## Task objective
Every entry below should be repeated exactly; the pictures should not.

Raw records
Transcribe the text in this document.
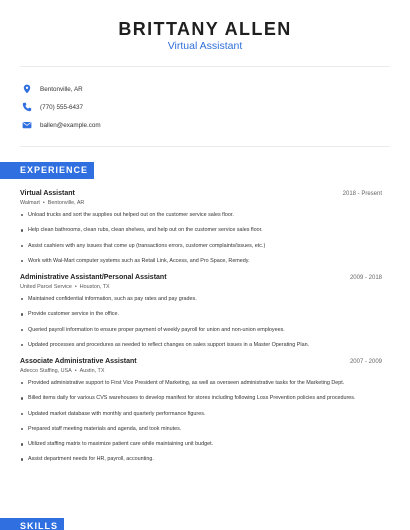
BRITTANY ALLEN
Virtual Assistant
Bentonville, AR
(770) 555-6437
ballen@example.com
EXPERIENCE
Virtual Assistant	2018 - Present
Walmart • Bentonville, AR
Unload trucks and sort the supplies out helped out on the customer service sales floor.
Help clean bathrooms, clean rubs, clean shelves, and help out on the customer service sales floor.
Assist cashiers with any issues that come up (transactions errors, customer complaints/issues, etc.)
Work with Wal-Mart computer systems such as Retail Link, Access, and Pro Space, Remedy.
Administrative Assistant/Personal Assistant	2009 - 2018
United Parcel Service • Houston, TX
Maintained confidential information, such as pay rates and pay grades.
Provide customer service in the office.
Queried payroll information to ensure proper payment of weekly payroll for union and non-union employees.
Updated processes and procedures as needed to reflect changes on sales support issues in a Master Operating Plan.
Associate Administrative Assistant	2007 - 2009
Adecco Staffing, USA • Austin, TX
Provided administrative support to First Vice President of Marketing, as well as overseen administrative tasks for the Marketing Dept.
Billed items daily for various CVS warehouses to develop manifest for stores including following Loss Prevention policies and procedures.
Updated market database with monthly and quarterly performance figures.
Prepared staff meeting materials and agenda, and took minutes.
Utilized staffing matrix to maximize patient care while maintaining unit budget.
Assist department needs for HR, payroll, accounting.
SKILLS
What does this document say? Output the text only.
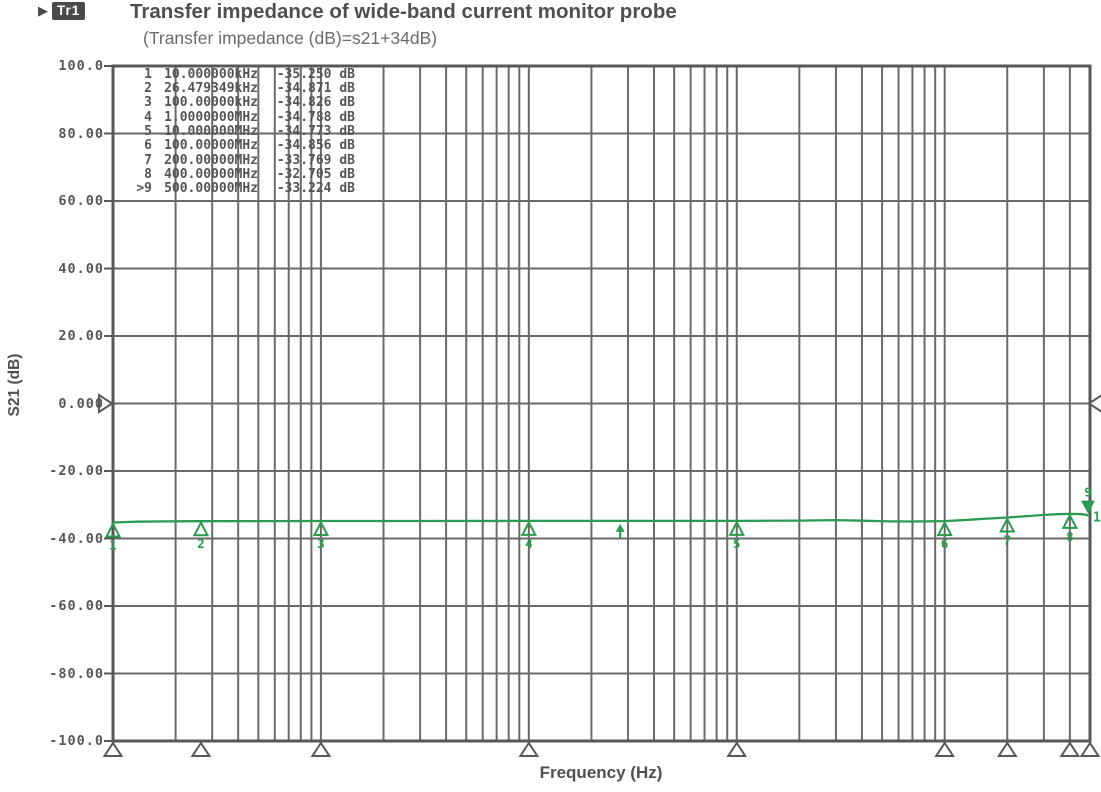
1	2	3	4	5	6	7	8
9
1
▶ Tr1 Transfer impedance of wide-band current monitor probe
(Transfer impedance (dB)=s21+34dB)
100.0
80.00
60.00
40.00
20.00
0.000
-20.00
-40.00
-60.00
-80.00
-100.0
1 10.000000kHz	-35.250 dB
2 26.479349kHz	-34.871 dB
3 100.00000kHz	-34.826 dB
4 1.0000000MHz	-34.788 dB
5 10.000000MHz	-34.773 dB
6 100.00000MHz	-34.856 dB
7 200.00000MHz	-33.769 dB
8 400.00000MHz	-32.705 dB
>9 500.00000MHz	-33.224 dB
S21 (dB)
Frequency (Hz)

## Task result
Transcribe the text in this document.
BRITTANY ALLEN
Virtual Assistant
Bentonville, AR
(770) 555-6437
ballen@example.com
EXPERIENCE
Virtual Assistant	2018 - Present
Walmart • Bentonville, AR
Unload trucks and sort the supplies out helped out on the customer service sales floor.
Help clean bathrooms, clean rubs, clean shelves, and help out on the customer service sales floor.
Assist cashiers with any issues that come up (transactions errors, customer complaints/issues, etc.)
Work with Wal-Mart computer systems such as Retail Link, Access, and Pro Space, Remedy.
Administrative Assistant/Personal Assistant	2009 - 2018
United Parcel Service • Houston, TX
Maintained confidential information, such as pay rates and pay grades.
Provide customer service in the office.
Queried payroll information to ensure proper payment of weekly payroll for union and non-union employees.
Updated processes and procedures as needed to reflect changes on sales support issues in a Master Operating Plan.
Associate Administrative Assistant	2007 - 2009
Adecco Staffing, USA • Austin, TX
Provided administrative support to First Vice President of Marketing, as well as overseen administrative tasks for the Marketing Dept.
Billed items daily for various CVS warehouses to develop manifest for stores including following Loss Prevention policies and procedures.
Updated market database with monthly and quarterly performance figures.
Prepared staff meeting materials and agenda, and took minutes.
Utilized staffing matrix to maximize patient care while maintaining unit budget.
Assist department needs for HR, payroll, accounting.
SKILLS
What does this document say? Output the text only.
1	2	3	4	5	6	7	8
9
1
▶ Tr1 Transfer impedance of wide-band current monitor probe
(Transfer impedance (dB)=s21+34dB)
100.0
80.00
60.00
40.00
20.00
0.000
-20.00
-40.00
-60.00
-80.00
-100.0
1 10.000000kHz	-35.250 dB
2 26.479349kHz	-34.871 dB
3 100.00000kHz	-34.826 dB
4 1.0000000MHz	-34.788 dB
5 10.000000MHz	-34.773 dB
6 100.00000MHz	-34.856 dB
7 200.00000MHz	-33.769 dB
8 400.00000MHz	-32.705 dB
>9 500.00000MHz	-33.224 dB
S21 (dB)
Frequency (Hz)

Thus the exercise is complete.